INSTRUCTIONS FOR THE TASK.
Scan the data that follows and count the lines with the string "Years"; answer with the count alone.

— Start of MATERIAL FOR THE TASK —

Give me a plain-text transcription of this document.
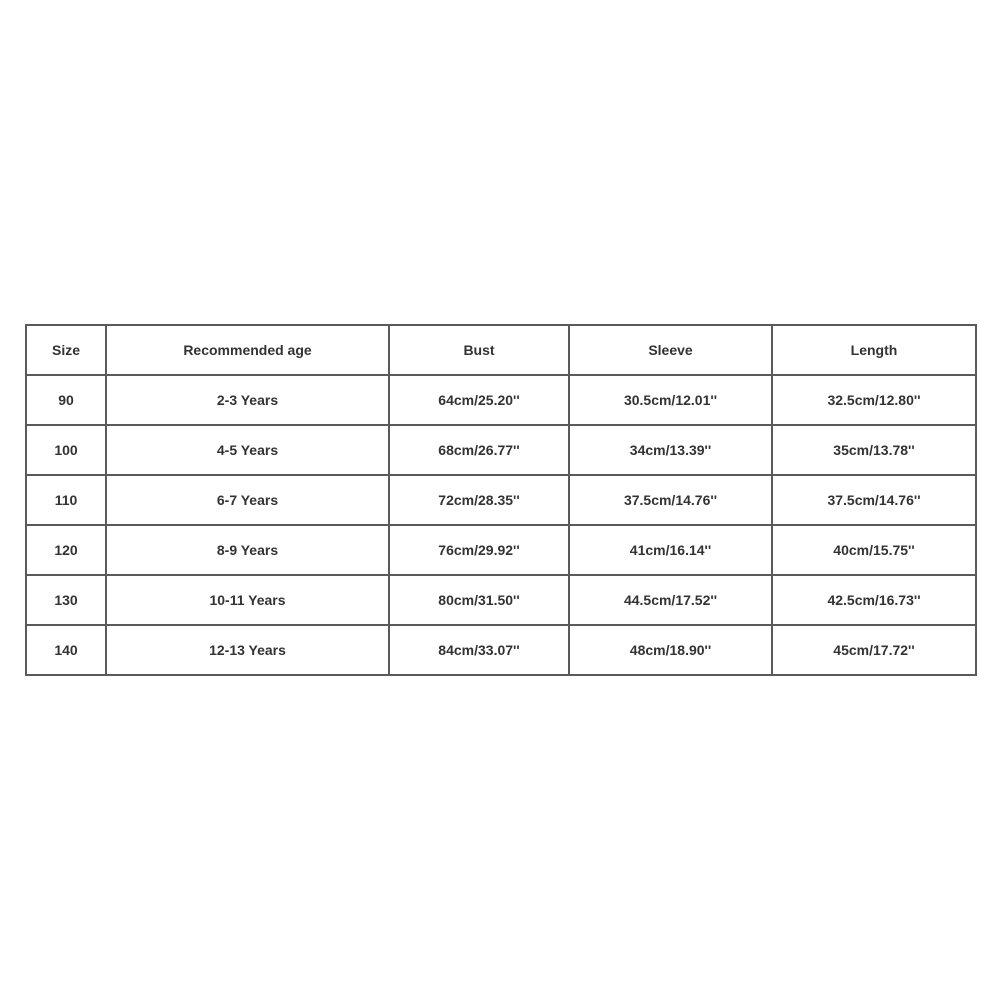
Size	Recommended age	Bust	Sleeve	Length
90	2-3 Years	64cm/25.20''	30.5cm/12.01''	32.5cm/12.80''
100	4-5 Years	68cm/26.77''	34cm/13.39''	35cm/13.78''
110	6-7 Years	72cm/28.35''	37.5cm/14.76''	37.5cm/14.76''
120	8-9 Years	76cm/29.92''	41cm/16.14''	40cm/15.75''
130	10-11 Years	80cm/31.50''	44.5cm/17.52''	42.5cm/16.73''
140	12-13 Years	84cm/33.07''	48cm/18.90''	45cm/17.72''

— End of MATERIAL FOR THE TASK —

COMPLETED TASK.
6